Dataset excerpts
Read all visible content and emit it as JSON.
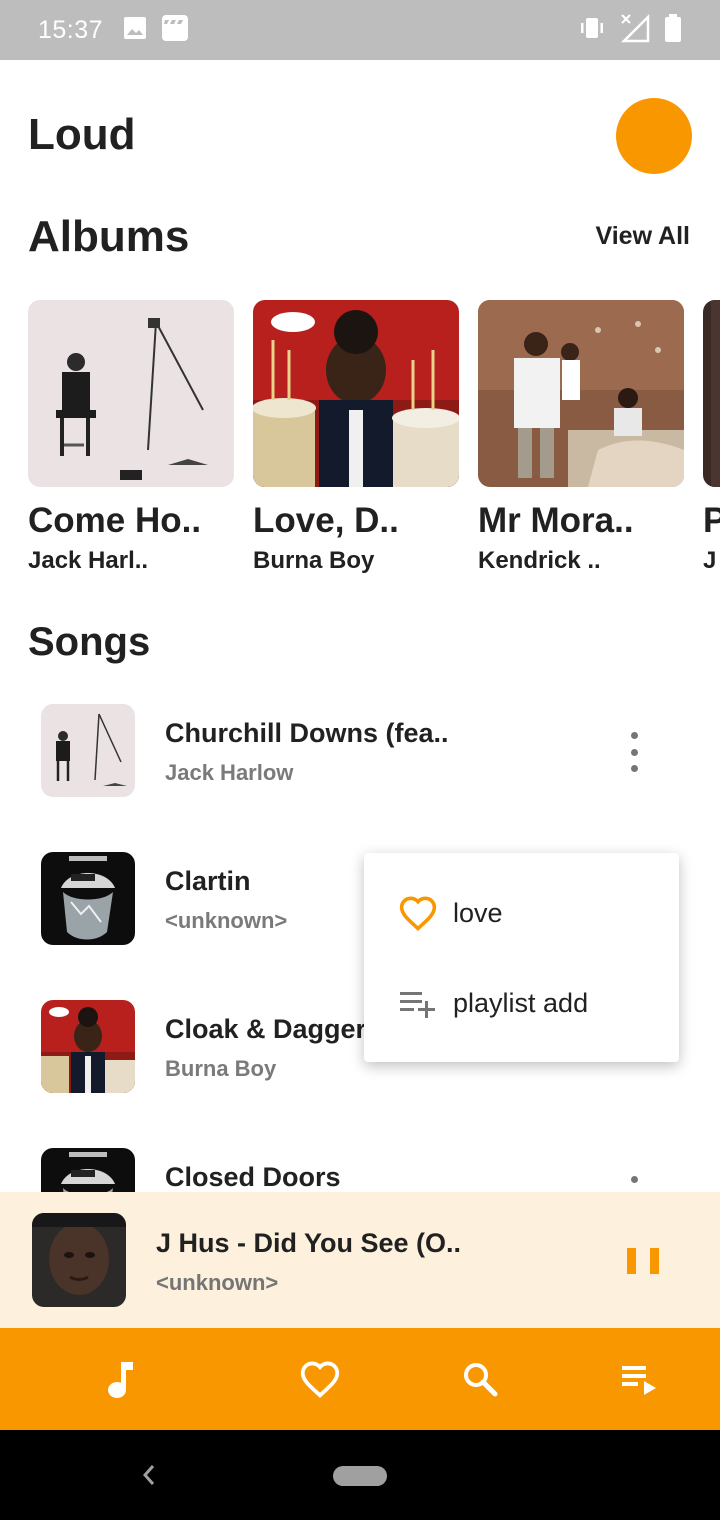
{
  "status_bar": {
    "time": "15:37",
    "icons": [
      "image-icon",
      "clapperboard-icon",
      "vibrate-icon",
      "no-signal-icon",
      "battery-icon"
    ]
  },
  "header": {
    "title": "Loud",
    "theme_button_icon": "moon-icon"
  },
  "albums": {
    "title": "Albums",
    "view_all": "View All",
    "items": [
      {
        "title": "Come Ho..",
        "artist": "Jack Harl.."
      },
      {
        "title": "Love, D..",
        "artist": "Burna Boy"
      },
      {
        "title": "Mr Mora..",
        "artist": "Kendrick .."
      },
      {
        "title": "P",
        "artist": "J"
      }
    ]
  },
  "songs": {
    "title": "Songs",
    "items": [
      {
        "title": "Churchill Downs (fea..",
        "artist": "Jack Harlow"
      },
      {
        "title": "Clartin",
        "artist": "<unknown>"
      },
      {
        "title": "Cloak & Dagger",
        "artist": "Burna Boy"
      },
      {
        "title": "Closed Doors",
        "artist": ""
      }
    ]
  },
  "popup_menu": {
    "items": [
      {
        "label": "love",
        "icon": "heart-outline-icon"
      },
      {
        "label": "playlist add",
        "icon": "playlist-add-icon"
      }
    ]
  },
  "now_playing": {
    "title": "J Hus - Did You See (O..",
    "artist": "<unknown>",
    "state_icon": "pause-icon"
  },
  "bottom_nav": {
    "items": [
      "music-note-icon",
      "heart-outline-icon",
      "search-icon",
      "queue-icon"
    ]
  },
  "colors": {
    "accent": "#f99700",
    "mini_player_bg": "#fdf1de",
    "status_bar": "#bdbdbd",
    "secondary_text": "#7a7a7a"
  }
}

WHAT THE TASK ASKS: In the entries above, identify every line with the word "playlist". Copy those lines.

THE RESPONSE:
        "label": "playlist add",
        "icon": "playlist-add-icon"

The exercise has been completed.